* SHORT TASK *
Repeat, without any change, the entries presented below.

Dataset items

** Begin **

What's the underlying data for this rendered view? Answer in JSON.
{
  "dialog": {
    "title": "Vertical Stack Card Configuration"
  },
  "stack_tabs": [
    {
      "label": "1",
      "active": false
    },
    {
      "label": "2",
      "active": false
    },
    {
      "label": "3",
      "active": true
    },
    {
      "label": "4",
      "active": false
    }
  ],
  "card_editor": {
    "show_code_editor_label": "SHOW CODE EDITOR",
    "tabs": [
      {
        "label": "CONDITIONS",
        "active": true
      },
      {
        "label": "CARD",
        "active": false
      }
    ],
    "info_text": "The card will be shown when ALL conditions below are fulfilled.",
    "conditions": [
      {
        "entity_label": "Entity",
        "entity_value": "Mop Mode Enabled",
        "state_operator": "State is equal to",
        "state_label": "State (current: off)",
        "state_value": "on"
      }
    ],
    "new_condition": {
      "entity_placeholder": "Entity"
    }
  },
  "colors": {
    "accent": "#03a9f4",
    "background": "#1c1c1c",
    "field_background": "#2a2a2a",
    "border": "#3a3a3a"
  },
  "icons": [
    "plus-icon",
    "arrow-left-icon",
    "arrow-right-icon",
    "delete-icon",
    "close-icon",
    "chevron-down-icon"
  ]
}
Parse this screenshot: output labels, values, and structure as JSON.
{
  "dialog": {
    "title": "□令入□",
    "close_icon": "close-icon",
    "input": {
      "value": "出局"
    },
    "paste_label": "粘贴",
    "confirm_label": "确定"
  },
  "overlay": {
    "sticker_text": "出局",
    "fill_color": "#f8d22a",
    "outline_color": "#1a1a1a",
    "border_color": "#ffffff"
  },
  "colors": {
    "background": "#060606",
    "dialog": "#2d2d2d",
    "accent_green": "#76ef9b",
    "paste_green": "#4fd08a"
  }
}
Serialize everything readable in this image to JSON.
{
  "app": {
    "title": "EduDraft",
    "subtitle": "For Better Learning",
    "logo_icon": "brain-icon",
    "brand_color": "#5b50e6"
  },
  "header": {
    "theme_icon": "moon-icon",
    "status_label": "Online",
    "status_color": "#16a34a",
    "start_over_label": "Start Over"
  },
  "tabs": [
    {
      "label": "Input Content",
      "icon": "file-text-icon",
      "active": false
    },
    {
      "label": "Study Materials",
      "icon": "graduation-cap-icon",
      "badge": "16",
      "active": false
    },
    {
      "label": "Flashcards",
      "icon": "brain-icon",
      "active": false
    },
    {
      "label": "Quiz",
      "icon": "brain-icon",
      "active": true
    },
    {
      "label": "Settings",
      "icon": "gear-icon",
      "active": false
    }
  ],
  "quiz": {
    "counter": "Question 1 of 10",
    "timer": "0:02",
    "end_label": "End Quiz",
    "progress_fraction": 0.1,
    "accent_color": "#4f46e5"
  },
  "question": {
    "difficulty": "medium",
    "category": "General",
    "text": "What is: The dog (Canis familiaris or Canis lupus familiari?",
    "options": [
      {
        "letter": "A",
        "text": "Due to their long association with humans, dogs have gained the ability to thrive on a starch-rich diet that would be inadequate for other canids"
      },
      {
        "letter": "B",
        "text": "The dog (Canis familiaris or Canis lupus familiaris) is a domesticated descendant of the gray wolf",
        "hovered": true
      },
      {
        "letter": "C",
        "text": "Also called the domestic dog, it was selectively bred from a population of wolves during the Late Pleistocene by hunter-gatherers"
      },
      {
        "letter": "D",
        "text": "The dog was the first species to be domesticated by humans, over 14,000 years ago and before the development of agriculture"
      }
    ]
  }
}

** End **

* RESULT FOR THIS EXERCISE *
What's the underlying data for this rendered view? Answer in JSON.
{
  "dialog": {
    "title": "Vertical Stack Card Configuration"
  },
  "stack_tabs": [
    {
      "label": "1",
      "active": false
    },
    {
      "label": "2",
      "active": false
    },
    {
      "label": "3",
      "active": true
    },
    {
      "label": "4",
      "active": false
    }
  ],
  "card_editor": {
    "show_code_editor_label": "SHOW CODE EDITOR",
    "tabs": [
      {
        "label": "CONDITIONS",
        "active": true
      },
      {
        "label": "CARD",
        "active": false
      }
    ],
    "info_text": "The card will be shown when ALL conditions below are fulfilled.",
    "conditions": [
      {
        "entity_label": "Entity",
        "entity_value": "Mop Mode Enabled",
        "state_operator": "State is equal to",
        "state_label": "State (current: off)",
        "state_value": "on"
      }
    ],
    "new_condition": {
      "entity_placeholder": "Entity"
    }
  },
  "colors": {
    "accent": "#03a9f4",
    "background": "#1c1c1c",
    "field_background": "#2a2a2a",
    "border": "#3a3a3a"
  },
  "icons": [
    "plus-icon",
    "arrow-left-icon",
    "arrow-right-icon",
    "delete-icon",
    "close-icon",
    "chevron-down-icon"
  ]
}
Parse this screenshot: output labels, values, and structure as JSON.
{
  "dialog": {
    "title": "□令入□",
    "close_icon": "close-icon",
    "input": {
      "value": "出局"
    },
    "paste_label": "粘贴",
    "confirm_label": "确定"
  },
  "overlay": {
    "sticker_text": "出局",
    "fill_color": "#f8d22a",
    "outline_color": "#1a1a1a",
    "border_color": "#ffffff"
  },
  "colors": {
    "background": "#060606",
    "dialog": "#2d2d2d",
    "accent_green": "#76ef9b",
    "paste_green": "#4fd08a"
  }
}
Serialize everything readable in this image to JSON.
{
  "app": {
    "title": "EduDraft",
    "subtitle": "For Better Learning",
    "logo_icon": "brain-icon",
    "brand_color": "#5b50e6"
  },
  "header": {
    "theme_icon": "moon-icon",
    "status_label": "Online",
    "status_color": "#16a34a",
    "start_over_label": "Start Over"
  },
  "tabs": [
    {
      "label": "Input Content",
      "icon": "file-text-icon",
      "active": false
    },
    {
      "label": "Study Materials",
      "icon": "graduation-cap-icon",
      "badge": "16",
      "active": false
    },
    {
      "label": "Flashcards",
      "icon": "brain-icon",
      "active": false
    },
    {
      "label": "Quiz",
      "icon": "brain-icon",
      "active": true
    },
    {
      "label": "Settings",
      "icon": "gear-icon",
      "active": false
    }
  ],
  "quiz": {
    "counter": "Question 1 of 10",
    "timer": "0:02",
    "end_label": "End Quiz",
    "progress_fraction": 0.1,
    "accent_color": "#4f46e5"
  },
  "question": {
    "difficulty": "medium",
    "category": "General",
    "text": "What is: The dog (Canis familiaris or Canis lupus familiari?",
    "options": [
      {
        "letter": "A",
        "text": "Due to their long association with humans, dogs have gained the ability to thrive on a starch-rich diet that would be inadequate for other canids"
      },
      {
        "letter": "B",
        "text": "The dog (Canis familiaris or Canis lupus familiaris) is a domesticated descendant of the gray wolf",
        "hovered": true
      },
      {
        "letter": "C",
        "text": "Also called the domestic dog, it was selectively bred from a population of wolves during the Late Pleistocene by hunter-gatherers"
      },
      {
        "letter": "D",
        "text": "The dog was the first species to be domesticated by humans, over 14,000 years ago and before the development of agriculture"
      }
    ]
  }
}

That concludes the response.